## Requirements:
Collect all lines from the records below that include the word "subtitle".

[BEGIN]

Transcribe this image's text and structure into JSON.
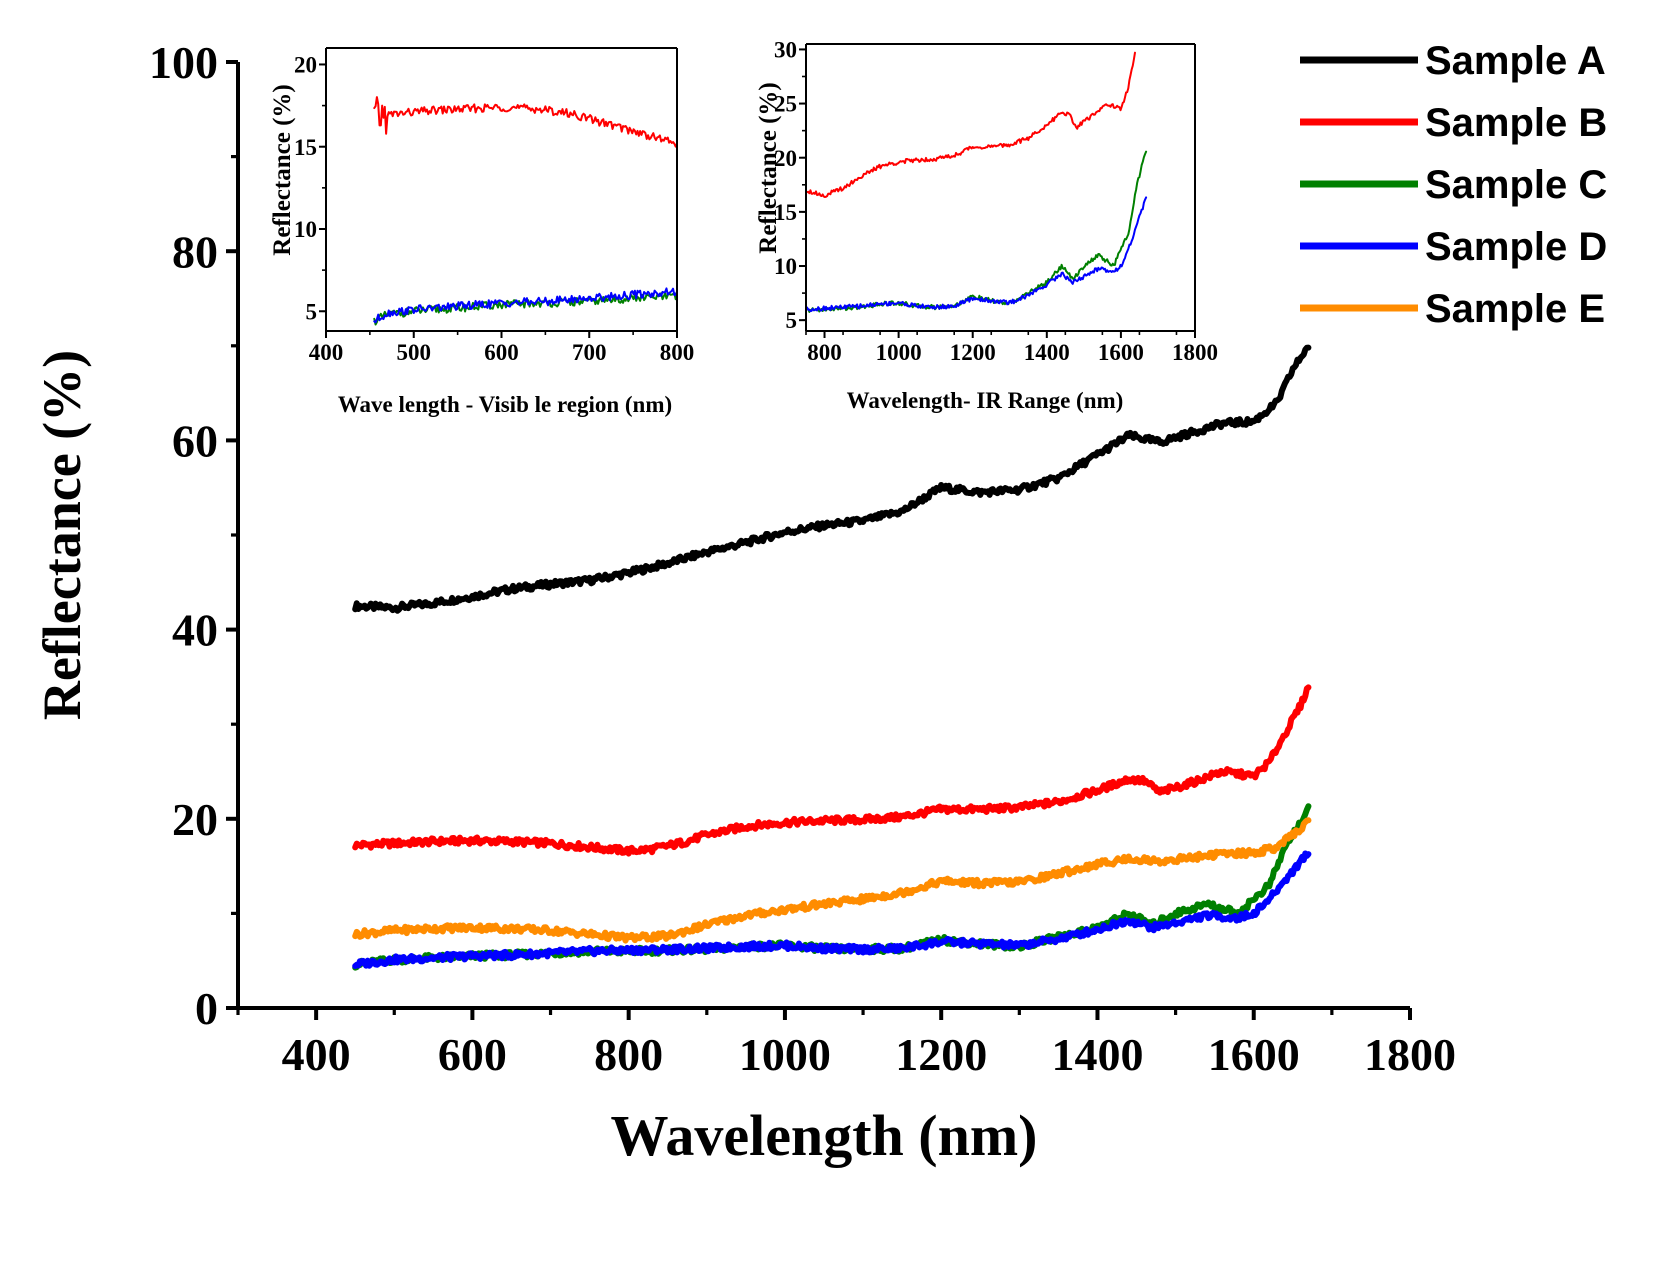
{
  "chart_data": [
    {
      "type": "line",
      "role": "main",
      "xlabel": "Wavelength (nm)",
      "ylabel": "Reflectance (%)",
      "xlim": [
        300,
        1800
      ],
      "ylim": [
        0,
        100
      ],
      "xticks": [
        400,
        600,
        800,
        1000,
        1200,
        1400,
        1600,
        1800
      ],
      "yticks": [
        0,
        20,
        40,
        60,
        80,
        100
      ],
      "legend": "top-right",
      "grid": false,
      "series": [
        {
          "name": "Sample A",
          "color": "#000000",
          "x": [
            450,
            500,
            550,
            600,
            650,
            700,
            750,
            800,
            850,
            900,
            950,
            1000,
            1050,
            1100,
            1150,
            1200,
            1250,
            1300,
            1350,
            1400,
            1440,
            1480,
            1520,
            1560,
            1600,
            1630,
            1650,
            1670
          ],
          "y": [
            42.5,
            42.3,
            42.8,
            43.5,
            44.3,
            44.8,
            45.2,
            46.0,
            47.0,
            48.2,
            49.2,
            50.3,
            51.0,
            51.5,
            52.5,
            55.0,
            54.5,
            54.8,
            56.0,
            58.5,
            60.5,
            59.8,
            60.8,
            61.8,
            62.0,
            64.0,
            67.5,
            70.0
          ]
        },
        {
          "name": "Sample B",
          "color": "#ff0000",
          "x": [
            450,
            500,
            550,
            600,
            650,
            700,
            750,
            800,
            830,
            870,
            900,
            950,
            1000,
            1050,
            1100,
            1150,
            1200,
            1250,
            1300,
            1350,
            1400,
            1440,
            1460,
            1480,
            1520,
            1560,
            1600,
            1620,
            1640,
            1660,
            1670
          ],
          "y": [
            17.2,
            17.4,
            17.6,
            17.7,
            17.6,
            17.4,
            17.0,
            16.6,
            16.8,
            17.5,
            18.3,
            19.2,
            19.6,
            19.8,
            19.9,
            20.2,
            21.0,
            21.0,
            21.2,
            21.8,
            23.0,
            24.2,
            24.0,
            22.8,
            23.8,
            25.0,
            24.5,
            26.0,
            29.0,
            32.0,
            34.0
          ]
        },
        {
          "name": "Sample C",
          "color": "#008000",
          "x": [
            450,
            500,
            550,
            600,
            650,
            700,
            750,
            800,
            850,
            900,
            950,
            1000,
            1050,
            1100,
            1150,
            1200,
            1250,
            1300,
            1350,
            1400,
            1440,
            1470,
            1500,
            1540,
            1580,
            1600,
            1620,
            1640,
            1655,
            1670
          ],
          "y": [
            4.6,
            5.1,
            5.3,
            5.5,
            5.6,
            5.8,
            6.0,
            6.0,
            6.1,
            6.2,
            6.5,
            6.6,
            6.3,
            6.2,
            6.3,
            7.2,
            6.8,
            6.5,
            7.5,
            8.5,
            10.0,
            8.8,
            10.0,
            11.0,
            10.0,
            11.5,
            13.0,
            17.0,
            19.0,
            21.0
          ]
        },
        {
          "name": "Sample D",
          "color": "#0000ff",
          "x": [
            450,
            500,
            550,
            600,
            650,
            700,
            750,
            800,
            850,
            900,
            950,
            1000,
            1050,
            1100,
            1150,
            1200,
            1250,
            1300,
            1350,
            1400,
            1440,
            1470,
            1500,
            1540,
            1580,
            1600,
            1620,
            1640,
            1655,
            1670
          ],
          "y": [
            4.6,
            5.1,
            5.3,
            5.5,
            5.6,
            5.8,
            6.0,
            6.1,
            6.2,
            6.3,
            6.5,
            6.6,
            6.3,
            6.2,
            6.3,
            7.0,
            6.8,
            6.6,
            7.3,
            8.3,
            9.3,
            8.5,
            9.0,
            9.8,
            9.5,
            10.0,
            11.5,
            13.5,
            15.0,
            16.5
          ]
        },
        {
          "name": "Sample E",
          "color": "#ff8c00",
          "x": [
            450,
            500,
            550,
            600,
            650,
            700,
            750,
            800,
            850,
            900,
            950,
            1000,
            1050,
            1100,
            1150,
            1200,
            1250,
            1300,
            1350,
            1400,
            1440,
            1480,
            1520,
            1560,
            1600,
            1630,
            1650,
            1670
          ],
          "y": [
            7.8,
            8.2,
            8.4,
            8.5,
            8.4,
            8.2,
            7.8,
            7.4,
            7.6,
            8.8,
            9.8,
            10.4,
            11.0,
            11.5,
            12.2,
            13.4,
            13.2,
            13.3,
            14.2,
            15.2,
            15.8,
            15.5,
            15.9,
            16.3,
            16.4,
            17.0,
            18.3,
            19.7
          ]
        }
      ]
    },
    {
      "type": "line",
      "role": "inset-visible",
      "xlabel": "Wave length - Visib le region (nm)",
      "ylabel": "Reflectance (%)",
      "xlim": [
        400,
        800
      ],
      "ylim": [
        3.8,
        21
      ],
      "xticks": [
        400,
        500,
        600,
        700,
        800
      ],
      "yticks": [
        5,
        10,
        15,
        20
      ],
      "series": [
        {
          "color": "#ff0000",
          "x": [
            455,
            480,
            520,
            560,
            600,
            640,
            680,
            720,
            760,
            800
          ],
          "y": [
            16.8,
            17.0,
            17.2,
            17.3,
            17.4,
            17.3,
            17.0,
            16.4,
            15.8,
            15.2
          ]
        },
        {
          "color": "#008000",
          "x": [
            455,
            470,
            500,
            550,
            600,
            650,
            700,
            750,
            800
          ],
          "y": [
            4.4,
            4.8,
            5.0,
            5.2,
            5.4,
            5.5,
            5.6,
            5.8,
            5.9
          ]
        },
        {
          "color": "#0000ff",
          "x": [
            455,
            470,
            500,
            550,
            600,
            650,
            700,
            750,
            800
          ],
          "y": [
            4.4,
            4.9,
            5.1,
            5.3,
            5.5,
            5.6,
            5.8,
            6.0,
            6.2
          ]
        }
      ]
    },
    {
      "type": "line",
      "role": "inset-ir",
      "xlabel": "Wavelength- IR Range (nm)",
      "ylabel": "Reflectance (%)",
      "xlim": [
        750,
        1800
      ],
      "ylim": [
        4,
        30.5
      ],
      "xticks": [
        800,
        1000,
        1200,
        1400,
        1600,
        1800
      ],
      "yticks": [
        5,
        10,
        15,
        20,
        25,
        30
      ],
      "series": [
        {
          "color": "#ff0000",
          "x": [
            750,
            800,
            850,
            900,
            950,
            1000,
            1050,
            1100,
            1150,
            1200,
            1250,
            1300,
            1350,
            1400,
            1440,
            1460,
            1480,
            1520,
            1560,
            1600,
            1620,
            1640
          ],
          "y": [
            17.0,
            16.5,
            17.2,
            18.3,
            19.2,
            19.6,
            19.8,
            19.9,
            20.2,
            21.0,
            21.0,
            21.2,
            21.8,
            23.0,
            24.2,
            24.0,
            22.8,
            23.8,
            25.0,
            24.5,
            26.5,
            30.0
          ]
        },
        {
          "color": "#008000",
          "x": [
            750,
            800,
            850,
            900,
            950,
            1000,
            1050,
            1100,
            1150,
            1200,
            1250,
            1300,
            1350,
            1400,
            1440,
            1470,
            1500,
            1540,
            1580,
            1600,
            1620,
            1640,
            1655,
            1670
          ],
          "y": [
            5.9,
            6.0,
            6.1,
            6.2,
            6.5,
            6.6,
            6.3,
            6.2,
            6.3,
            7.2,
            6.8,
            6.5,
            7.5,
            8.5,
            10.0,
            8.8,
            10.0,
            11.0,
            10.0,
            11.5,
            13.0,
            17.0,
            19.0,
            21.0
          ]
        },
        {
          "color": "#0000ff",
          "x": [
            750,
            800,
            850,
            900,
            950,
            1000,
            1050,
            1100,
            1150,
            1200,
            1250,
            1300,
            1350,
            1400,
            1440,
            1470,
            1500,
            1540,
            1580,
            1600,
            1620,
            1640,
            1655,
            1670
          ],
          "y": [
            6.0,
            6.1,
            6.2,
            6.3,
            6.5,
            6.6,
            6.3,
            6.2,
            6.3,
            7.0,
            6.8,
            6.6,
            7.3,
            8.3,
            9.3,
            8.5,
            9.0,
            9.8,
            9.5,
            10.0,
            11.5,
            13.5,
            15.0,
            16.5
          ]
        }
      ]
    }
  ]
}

[END]
[BEGIN]

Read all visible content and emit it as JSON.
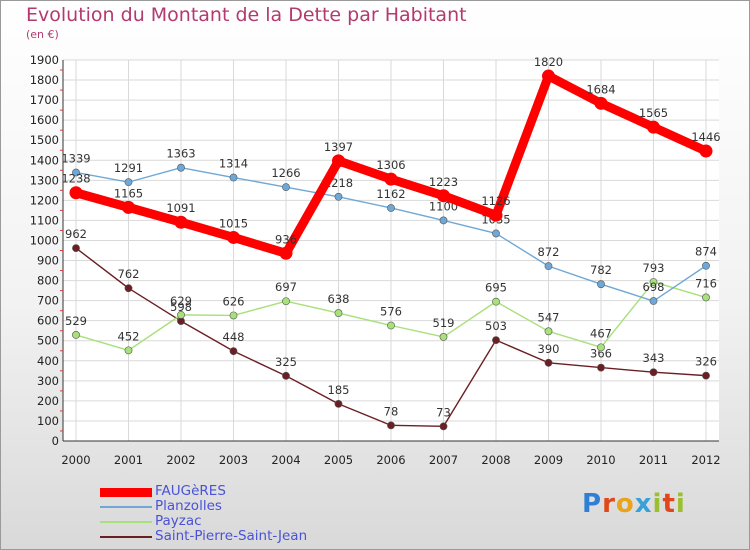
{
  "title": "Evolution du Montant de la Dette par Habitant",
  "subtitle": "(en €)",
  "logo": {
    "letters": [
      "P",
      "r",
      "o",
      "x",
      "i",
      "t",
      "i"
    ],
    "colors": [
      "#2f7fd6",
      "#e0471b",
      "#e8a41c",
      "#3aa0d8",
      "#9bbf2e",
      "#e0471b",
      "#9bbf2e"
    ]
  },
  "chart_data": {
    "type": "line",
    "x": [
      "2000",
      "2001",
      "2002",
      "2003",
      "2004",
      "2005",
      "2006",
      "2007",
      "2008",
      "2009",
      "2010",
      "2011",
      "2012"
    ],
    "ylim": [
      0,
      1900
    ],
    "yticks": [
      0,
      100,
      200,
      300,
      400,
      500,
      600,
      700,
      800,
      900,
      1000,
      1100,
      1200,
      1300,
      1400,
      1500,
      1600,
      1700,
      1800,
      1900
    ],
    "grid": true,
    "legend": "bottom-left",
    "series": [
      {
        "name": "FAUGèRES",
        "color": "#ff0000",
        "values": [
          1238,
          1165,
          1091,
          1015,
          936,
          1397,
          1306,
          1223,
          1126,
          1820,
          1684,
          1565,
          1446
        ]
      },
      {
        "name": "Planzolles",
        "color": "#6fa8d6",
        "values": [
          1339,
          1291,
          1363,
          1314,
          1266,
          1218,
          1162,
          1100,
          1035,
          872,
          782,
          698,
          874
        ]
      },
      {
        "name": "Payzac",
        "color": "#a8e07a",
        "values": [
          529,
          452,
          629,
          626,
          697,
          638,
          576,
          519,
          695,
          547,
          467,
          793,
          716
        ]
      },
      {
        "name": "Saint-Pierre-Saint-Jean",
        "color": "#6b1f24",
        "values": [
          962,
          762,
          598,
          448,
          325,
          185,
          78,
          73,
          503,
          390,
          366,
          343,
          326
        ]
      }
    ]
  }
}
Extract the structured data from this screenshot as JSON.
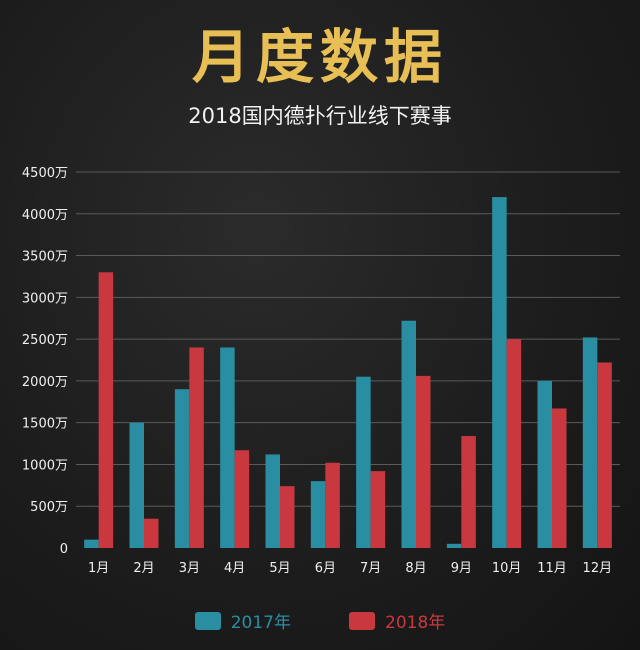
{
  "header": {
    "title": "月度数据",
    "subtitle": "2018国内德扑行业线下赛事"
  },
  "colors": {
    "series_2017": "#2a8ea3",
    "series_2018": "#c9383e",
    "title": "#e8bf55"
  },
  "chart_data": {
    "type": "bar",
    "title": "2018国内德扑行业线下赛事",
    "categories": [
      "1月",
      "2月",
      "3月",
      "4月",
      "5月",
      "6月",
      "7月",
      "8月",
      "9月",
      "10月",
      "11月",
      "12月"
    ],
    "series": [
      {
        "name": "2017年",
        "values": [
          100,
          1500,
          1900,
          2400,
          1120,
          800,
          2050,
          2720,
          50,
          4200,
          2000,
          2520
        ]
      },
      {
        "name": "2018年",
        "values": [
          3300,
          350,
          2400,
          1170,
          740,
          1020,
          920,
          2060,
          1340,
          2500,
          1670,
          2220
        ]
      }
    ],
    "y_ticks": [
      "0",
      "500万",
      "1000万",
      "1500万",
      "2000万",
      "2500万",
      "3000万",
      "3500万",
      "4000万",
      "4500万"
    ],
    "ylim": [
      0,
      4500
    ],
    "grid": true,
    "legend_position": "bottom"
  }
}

[END]

## Answer to this problem:
  "subtitle": "(en €)",
    "subtitle": "2018国内德扑行业线下赛事"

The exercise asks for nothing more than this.